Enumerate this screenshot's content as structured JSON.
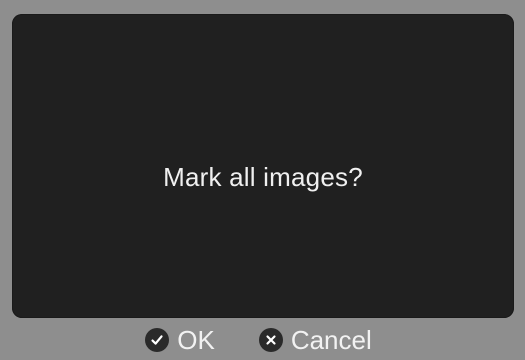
{
  "colors": {
    "background": "#8e8e8e",
    "dialog_panel": "#202020",
    "text": "#f0f0f0",
    "button_icon_bg": "#2a2a2a",
    "button_icon_glyph": "#ffffff"
  },
  "dialog": {
    "message": "Mark all images?"
  },
  "buttons": {
    "ok": {
      "label": "OK",
      "icon": "checkmark-icon"
    },
    "cancel": {
      "label": "Cancel",
      "icon": "close-icon"
    }
  }
}
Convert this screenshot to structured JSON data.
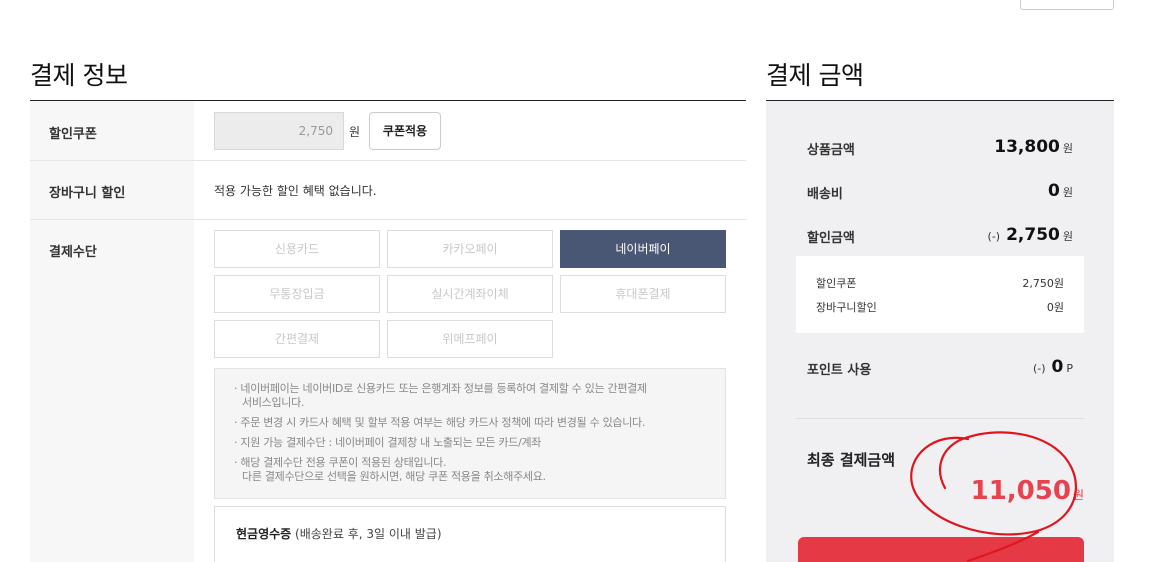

************

DIRECTION:
Return each line of the data, keeping its wording exact and omitting pictures.

THE COMPLETED TASK:
Enumerate this screenshot's content as structured JSON.
{
  "colors": {
    "background": "#8e8e8e",
    "dialog_panel": "#202020",
    "text": "#f0f0f0",
    "button_icon_bg": "#2a2a2a",
    "button_icon_glyph": "#ffffff"
  },
  "dialog": {
    "message": "Mark all images?"
  },
  "buttons": {
    "ok": {
      "label": "OK",
      "icon": "checkmark-icon"
    },
    "cancel": {
      "label": "Cancel",
      "icon": "close-icon"
    }
  }
}
Convert this screenshot to structured JSON data.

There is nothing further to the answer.